* start Provided data *

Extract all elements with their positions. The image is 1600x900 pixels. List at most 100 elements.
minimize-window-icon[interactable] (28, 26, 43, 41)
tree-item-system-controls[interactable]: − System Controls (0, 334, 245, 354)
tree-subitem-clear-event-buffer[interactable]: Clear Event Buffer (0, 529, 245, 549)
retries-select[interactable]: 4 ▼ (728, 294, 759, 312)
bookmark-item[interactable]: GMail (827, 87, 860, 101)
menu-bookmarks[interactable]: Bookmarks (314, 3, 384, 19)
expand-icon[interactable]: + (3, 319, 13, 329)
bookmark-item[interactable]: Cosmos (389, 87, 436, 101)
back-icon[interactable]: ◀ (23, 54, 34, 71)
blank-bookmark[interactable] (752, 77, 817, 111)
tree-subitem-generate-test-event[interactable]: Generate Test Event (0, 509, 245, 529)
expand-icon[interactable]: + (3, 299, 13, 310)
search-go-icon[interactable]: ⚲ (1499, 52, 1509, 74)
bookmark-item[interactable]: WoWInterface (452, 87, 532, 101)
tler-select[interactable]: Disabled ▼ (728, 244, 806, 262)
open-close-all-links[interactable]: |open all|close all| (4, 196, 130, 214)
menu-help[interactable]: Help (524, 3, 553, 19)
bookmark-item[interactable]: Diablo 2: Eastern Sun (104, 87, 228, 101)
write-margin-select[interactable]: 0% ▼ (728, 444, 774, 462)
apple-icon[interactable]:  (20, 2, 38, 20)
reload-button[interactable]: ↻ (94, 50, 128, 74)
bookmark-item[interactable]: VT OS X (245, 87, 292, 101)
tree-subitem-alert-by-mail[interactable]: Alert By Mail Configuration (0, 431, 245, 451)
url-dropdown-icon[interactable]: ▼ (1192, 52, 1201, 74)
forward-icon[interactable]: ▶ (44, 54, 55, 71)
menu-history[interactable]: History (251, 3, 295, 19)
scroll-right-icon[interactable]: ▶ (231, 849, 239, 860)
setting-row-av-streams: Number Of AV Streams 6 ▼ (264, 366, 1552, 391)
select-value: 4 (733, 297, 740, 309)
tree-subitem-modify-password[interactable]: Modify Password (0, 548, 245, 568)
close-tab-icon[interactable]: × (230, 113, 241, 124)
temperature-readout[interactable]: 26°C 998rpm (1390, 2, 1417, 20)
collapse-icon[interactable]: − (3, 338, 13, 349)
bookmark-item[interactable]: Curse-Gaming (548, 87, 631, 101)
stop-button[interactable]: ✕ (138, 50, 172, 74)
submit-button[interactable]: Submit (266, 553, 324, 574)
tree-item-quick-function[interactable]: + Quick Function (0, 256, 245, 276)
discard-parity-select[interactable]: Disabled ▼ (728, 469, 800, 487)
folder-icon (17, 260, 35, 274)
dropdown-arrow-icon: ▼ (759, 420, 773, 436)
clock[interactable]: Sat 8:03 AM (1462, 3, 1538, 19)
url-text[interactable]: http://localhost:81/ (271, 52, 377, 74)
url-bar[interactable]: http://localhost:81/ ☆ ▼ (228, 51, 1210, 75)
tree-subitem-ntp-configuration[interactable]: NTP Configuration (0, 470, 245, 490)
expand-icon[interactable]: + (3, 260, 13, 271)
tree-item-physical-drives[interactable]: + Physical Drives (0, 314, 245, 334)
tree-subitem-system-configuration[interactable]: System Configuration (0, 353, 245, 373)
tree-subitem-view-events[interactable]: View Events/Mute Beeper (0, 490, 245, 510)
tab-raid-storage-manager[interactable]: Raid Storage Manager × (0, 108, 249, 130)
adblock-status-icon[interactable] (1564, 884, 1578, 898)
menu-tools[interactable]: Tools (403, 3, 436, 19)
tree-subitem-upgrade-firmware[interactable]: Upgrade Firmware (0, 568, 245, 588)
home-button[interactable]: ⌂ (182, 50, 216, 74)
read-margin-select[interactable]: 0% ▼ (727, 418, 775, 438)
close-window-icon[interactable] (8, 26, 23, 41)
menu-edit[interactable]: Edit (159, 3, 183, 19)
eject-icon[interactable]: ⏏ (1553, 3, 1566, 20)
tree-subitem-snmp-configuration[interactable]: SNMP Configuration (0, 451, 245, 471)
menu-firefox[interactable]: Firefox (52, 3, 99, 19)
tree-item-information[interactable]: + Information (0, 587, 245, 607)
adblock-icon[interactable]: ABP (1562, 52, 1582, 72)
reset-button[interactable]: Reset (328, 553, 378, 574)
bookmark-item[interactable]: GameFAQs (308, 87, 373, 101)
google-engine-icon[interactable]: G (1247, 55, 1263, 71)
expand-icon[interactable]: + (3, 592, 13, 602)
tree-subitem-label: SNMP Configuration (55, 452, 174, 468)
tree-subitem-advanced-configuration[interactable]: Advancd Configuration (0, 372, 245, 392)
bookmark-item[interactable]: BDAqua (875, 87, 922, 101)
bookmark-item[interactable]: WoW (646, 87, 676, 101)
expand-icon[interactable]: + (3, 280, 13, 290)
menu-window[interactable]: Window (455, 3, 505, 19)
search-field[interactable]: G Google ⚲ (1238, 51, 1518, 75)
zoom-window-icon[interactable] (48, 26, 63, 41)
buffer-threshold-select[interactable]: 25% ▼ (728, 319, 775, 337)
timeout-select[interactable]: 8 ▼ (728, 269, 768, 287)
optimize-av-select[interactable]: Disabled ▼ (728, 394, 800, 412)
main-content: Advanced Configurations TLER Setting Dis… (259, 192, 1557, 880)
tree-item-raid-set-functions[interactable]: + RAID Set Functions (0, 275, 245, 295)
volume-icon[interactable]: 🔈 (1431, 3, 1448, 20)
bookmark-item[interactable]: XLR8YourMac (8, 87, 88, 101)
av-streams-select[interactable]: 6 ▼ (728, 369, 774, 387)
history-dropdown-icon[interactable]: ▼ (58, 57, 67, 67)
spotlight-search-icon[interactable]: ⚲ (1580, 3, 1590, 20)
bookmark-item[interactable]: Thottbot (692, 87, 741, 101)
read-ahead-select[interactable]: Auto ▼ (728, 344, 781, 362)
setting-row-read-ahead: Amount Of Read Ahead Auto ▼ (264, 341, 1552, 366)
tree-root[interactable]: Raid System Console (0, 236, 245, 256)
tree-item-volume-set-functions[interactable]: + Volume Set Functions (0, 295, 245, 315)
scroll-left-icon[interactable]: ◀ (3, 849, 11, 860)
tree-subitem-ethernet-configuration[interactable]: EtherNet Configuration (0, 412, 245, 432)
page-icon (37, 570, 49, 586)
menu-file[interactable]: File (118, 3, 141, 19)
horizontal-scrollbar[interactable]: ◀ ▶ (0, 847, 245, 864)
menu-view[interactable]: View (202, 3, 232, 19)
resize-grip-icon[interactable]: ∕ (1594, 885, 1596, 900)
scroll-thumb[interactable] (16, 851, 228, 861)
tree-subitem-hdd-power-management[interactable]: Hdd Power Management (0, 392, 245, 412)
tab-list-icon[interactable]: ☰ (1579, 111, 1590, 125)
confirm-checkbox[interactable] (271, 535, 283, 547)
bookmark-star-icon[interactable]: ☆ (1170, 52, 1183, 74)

* end Provided data *

Edit all of the data above by changing every "bookmark-item" to "bookmark-link" and reproduce the lines with nothing else altered.

Task result =>
Extract all elements with their positions. The image is 1600x900 pixels. List at most 100 elements.
minimize-window-icon[interactable] (28, 26, 43, 41)
tree-item-system-controls[interactable]: − System Controls (0, 334, 245, 354)
tree-subitem-clear-event-buffer[interactable]: Clear Event Buffer (0, 529, 245, 549)
retries-select[interactable]: 4 ▼ (728, 294, 759, 312)
bookmark-link[interactable]: GMail (827, 87, 860, 101)
menu-bookmarks[interactable]: Bookmarks (314, 3, 384, 19)
expand-icon[interactable]: + (3, 319, 13, 329)
bookmark-link[interactable]: Cosmos (389, 87, 436, 101)
back-icon[interactable]: ◀ (23, 54, 34, 71)
blank-bookmark[interactable] (752, 77, 817, 111)
tree-subitem-generate-test-event[interactable]: Generate Test Event (0, 509, 245, 529)
expand-icon[interactable]: + (3, 299, 13, 310)
search-go-icon[interactable]: ⚲ (1499, 52, 1509, 74)
bookmark-link[interactable]: WoWInterface (452, 87, 532, 101)
tler-select[interactable]: Disabled ▼ (728, 244, 806, 262)
open-close-all-links[interactable]: |open all|close all| (4, 196, 130, 214)
menu-help[interactable]: Help (524, 3, 553, 19)
bookmark-link[interactable]: Diablo 2: Eastern Sun (104, 87, 228, 101)
write-margin-select[interactable]: 0% ▼ (728, 444, 774, 462)
apple-icon[interactable]:  (20, 2, 38, 20)
reload-button[interactable]: ↻ (94, 50, 128, 74)
bookmark-link[interactable]: VT OS X (245, 87, 292, 101)
tree-subitem-alert-by-mail[interactable]: Alert By Mail Configuration (0, 431, 245, 451)
url-dropdown-icon[interactable]: ▼ (1192, 52, 1201, 74)
forward-icon[interactable]: ▶ (44, 54, 55, 71)
menu-history[interactable]: History (251, 3, 295, 19)
scroll-right-icon[interactable]: ▶ (231, 849, 239, 860)
setting-row-av-streams: Number Of AV Streams 6 ▼ (264, 366, 1552, 391)
select-value: 4 (733, 297, 740, 309)
tree-subitem-modify-password[interactable]: Modify Password (0, 548, 245, 568)
close-tab-icon[interactable]: × (230, 113, 241, 124)
temperature-readout[interactable]: 26°C 998rpm (1390, 2, 1417, 20)
collapse-icon[interactable]: − (3, 338, 13, 349)
bookmark-link[interactable]: Curse-Gaming (548, 87, 631, 101)
stop-button[interactable]: ✕ (138, 50, 172, 74)
submit-button[interactable]: Submit (266, 553, 324, 574)
tree-item-quick-function[interactable]: + Quick Function (0, 256, 245, 276)
discard-parity-select[interactable]: Disabled ▼ (728, 469, 800, 487)
folder-icon (17, 260, 35, 274)
dropdown-arrow-icon: ▼ (759, 420, 773, 436)
clock[interactable]: Sat 8:03 AM (1462, 3, 1538, 19)
url-text[interactable]: http://localhost:81/ (271, 52, 377, 74)
url-bar[interactable]: http://localhost:81/ ☆ ▼ (228, 51, 1210, 75)
tree-subitem-ntp-configuration[interactable]: NTP Configuration (0, 470, 245, 490)
expand-icon[interactable]: + (3, 260, 13, 271)
tree-item-physical-drives[interactable]: + Physical Drives (0, 314, 245, 334)
tree-subitem-system-configuration[interactable]: System Configuration (0, 353, 245, 373)
tree-subitem-view-events[interactable]: View Events/Mute Beeper (0, 490, 245, 510)
tab-raid-storage-manager[interactable]: Raid Storage Manager × (0, 108, 249, 130)
adblock-status-icon[interactable] (1564, 884, 1578, 898)
menu-tools[interactable]: Tools (403, 3, 436, 19)
tree-subitem-upgrade-firmware[interactable]: Upgrade Firmware (0, 568, 245, 588)
home-button[interactable]: ⌂ (182, 50, 216, 74)
read-margin-select[interactable]: 0% ▼ (727, 418, 775, 438)
close-window-icon[interactable] (8, 26, 23, 41)
menu-edit[interactable]: Edit (159, 3, 183, 19)
eject-icon[interactable]: ⏏ (1553, 3, 1566, 20)
tree-subitem-snmp-configuration[interactable]: SNMP Configuration (0, 451, 245, 471)
menu-firefox[interactable]: Firefox (52, 3, 99, 19)
tree-item-information[interactable]: + Information (0, 587, 245, 607)
adblock-icon[interactable]: ABP (1562, 52, 1582, 72)
reset-button[interactable]: Reset (328, 553, 378, 574)
bookmark-link[interactable]: GameFAQs (308, 87, 373, 101)
google-engine-icon[interactable]: G (1247, 55, 1263, 71)
expand-icon[interactable]: + (3, 592, 13, 602)
tree-subitem-label: SNMP Configuration (55, 452, 174, 468)
tree-subitem-advanced-configuration[interactable]: Advancd Configuration (0, 372, 245, 392)
bookmark-link[interactable]: BDAqua (875, 87, 922, 101)
bookmark-link[interactable]: WoW (646, 87, 676, 101)
expand-icon[interactable]: + (3, 280, 13, 290)
menu-window[interactable]: Window (455, 3, 505, 19)
search-field[interactable]: G Google ⚲ (1238, 51, 1518, 75)
zoom-window-icon[interactable] (48, 26, 63, 41)
buffer-threshold-select[interactable]: 25% ▼ (728, 319, 775, 337)
timeout-select[interactable]: 8 ▼ (728, 269, 768, 287)
optimize-av-select[interactable]: Disabled ▼ (728, 394, 800, 412)
main-content: Advanced Configurations TLER Setting Dis… (259, 192, 1557, 880)
tree-item-raid-set-functions[interactable]: + RAID Set Functions (0, 275, 245, 295)
volume-icon[interactable]: 🔈 (1431, 3, 1448, 20)
bookmark-link[interactable]: XLR8YourMac (8, 87, 88, 101)
av-streams-select[interactable]: 6 ▼ (728, 369, 774, 387)
history-dropdown-icon[interactable]: ▼ (58, 57, 67, 67)
spotlight-search-icon[interactable]: ⚲ (1580, 3, 1590, 20)
bookmark-link[interactable]: Thottbot (692, 87, 741, 101)
read-ahead-select[interactable]: Auto ▼ (728, 344, 781, 362)
setting-row-read-ahead: Amount Of Read Ahead Auto ▼ (264, 341, 1552, 366)
tree-root[interactable]: Raid System Console (0, 236, 245, 256)
tree-item-volume-set-functions[interactable]: + Volume Set Functions (0, 295, 245, 315)
scroll-left-icon[interactable]: ◀ (3, 849, 11, 860)
tree-subitem-ethernet-configuration[interactable]: EtherNet Configuration (0, 412, 245, 432)
page-icon (37, 570, 49, 586)
menu-file[interactable]: File (118, 3, 141, 19)
horizontal-scrollbar[interactable]: ◀ ▶ (0, 847, 245, 864)
menu-view[interactable]: View (202, 3, 232, 19)
resize-grip-icon[interactable]: ∕ (1594, 885, 1596, 900)
scroll-thumb[interactable] (16, 851, 228, 861)
tree-subitem-hdd-power-management[interactable]: Hdd Power Management (0, 392, 245, 412)
tab-list-icon[interactable]: ☰ (1579, 111, 1590, 125)
confirm-checkbox[interactable] (271, 535, 283, 547)
bookmark-star-icon[interactable]: ☆ (1170, 52, 1183, 74)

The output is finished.